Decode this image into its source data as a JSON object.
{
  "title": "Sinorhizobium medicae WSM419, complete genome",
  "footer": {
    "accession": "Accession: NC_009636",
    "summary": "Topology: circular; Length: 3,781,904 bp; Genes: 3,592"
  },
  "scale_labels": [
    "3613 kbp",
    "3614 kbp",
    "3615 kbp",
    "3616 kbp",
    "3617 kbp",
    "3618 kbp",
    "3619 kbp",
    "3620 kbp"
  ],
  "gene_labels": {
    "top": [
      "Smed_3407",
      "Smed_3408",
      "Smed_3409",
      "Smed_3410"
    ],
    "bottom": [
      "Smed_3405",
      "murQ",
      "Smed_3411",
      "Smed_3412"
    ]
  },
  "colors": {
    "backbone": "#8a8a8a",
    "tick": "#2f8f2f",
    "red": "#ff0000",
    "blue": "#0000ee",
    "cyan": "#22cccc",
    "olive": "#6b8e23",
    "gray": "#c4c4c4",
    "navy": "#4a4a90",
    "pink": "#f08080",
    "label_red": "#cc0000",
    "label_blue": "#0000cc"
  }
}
--
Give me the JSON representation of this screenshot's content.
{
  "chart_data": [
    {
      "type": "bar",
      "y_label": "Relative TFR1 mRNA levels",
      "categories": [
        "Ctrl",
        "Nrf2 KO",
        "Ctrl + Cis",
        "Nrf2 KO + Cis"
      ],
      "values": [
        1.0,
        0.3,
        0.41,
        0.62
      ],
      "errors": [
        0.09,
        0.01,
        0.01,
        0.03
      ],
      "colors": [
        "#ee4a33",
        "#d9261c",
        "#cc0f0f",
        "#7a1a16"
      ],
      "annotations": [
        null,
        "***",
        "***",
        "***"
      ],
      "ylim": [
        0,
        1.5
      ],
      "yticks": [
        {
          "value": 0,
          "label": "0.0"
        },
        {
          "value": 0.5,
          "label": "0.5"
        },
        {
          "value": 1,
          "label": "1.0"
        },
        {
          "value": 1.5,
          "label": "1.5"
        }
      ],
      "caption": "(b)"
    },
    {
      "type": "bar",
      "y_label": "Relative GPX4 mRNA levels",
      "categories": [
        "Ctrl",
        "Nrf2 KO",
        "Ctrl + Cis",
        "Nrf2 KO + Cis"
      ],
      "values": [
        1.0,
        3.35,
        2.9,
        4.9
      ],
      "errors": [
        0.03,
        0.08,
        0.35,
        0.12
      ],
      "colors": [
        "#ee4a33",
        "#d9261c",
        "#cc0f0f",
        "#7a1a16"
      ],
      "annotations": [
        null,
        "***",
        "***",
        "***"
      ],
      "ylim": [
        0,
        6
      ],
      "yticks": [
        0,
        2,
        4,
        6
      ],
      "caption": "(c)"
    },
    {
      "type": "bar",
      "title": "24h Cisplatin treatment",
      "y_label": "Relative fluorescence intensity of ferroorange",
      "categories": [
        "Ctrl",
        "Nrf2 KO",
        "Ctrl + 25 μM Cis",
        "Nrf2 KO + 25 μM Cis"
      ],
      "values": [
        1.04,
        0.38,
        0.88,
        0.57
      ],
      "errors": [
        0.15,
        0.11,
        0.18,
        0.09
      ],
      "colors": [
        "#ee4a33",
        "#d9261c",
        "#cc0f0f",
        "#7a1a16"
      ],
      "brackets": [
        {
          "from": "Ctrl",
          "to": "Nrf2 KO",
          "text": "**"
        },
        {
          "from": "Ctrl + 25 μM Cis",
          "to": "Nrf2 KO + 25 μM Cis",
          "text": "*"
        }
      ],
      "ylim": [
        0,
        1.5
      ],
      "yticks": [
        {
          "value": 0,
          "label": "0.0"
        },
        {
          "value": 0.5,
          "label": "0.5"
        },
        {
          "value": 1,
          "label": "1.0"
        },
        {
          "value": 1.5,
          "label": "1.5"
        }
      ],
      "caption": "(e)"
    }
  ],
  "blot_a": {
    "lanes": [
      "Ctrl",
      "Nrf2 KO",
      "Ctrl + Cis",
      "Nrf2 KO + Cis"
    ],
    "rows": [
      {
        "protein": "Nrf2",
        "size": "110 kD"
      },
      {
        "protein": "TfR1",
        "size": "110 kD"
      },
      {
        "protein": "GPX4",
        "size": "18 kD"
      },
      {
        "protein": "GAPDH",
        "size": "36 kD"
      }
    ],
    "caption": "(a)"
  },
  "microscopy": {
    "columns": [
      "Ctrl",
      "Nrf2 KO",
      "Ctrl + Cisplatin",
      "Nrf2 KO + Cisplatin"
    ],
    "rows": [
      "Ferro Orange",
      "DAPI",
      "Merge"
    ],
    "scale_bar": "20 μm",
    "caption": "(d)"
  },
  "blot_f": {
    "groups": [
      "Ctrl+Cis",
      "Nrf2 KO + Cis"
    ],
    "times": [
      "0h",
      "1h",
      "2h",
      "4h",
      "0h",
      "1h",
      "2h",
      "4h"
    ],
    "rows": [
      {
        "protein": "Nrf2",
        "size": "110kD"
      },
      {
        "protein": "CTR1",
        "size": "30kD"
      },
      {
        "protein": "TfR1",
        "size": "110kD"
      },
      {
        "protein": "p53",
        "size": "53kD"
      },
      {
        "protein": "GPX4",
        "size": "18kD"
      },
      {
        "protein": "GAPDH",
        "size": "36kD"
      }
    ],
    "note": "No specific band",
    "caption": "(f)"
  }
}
--
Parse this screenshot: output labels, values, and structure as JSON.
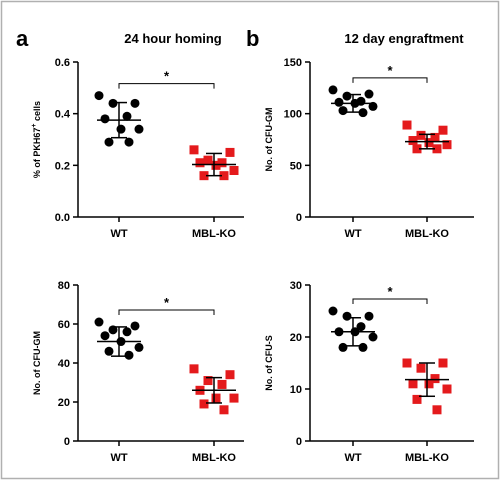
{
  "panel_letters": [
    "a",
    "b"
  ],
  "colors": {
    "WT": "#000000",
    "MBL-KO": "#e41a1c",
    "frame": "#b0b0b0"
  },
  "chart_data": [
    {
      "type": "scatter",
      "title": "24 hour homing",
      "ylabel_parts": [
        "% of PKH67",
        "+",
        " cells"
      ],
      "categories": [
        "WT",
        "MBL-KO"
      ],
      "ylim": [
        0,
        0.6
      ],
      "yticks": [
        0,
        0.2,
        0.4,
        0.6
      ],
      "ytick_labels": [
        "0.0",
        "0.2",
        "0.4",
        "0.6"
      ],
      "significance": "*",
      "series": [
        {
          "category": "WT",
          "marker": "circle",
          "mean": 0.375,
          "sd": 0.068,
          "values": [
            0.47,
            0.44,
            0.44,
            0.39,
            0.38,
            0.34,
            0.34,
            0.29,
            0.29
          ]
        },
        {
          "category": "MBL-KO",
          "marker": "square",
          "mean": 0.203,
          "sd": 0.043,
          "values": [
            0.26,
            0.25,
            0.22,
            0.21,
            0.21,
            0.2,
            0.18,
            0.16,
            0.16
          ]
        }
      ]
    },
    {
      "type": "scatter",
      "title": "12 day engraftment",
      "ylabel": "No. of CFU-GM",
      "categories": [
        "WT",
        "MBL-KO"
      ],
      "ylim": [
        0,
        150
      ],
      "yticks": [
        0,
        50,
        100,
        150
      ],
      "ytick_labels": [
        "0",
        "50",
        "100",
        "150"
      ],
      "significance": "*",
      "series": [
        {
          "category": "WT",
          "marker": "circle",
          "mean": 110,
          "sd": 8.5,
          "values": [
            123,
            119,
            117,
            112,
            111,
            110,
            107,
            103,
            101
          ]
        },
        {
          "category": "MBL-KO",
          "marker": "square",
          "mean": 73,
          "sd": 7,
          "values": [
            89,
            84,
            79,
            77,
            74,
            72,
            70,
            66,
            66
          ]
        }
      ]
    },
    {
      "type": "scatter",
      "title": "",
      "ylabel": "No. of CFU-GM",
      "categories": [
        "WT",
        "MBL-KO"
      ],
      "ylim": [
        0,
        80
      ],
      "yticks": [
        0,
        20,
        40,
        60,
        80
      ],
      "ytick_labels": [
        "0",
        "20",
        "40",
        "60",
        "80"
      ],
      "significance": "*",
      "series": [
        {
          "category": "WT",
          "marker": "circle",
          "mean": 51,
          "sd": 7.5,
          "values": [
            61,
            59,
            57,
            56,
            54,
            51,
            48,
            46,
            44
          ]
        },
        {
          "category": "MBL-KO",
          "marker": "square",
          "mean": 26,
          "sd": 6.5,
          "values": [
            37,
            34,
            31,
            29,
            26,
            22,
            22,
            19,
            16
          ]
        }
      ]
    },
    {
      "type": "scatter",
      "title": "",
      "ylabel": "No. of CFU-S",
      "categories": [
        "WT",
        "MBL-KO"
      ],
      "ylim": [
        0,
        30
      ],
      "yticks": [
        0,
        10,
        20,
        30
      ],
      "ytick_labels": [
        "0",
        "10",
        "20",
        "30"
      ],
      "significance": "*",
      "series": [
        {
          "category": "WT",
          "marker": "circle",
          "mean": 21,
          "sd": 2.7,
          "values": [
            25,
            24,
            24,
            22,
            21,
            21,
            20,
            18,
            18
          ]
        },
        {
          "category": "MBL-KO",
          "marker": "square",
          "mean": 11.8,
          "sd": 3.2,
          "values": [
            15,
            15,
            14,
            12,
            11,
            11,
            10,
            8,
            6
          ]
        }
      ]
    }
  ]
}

### WHAT YOU SHOULD DO
Which lines of the records hold the string "mean"? Copy each one.

### WRITTEN SOLUTION
          "mean": 0.375,
          "mean": 0.203,
          "mean": 110,
          "mean": 73,
          "mean": 51,
          "mean": 26,
          "mean": 21,
          "mean": 11.8,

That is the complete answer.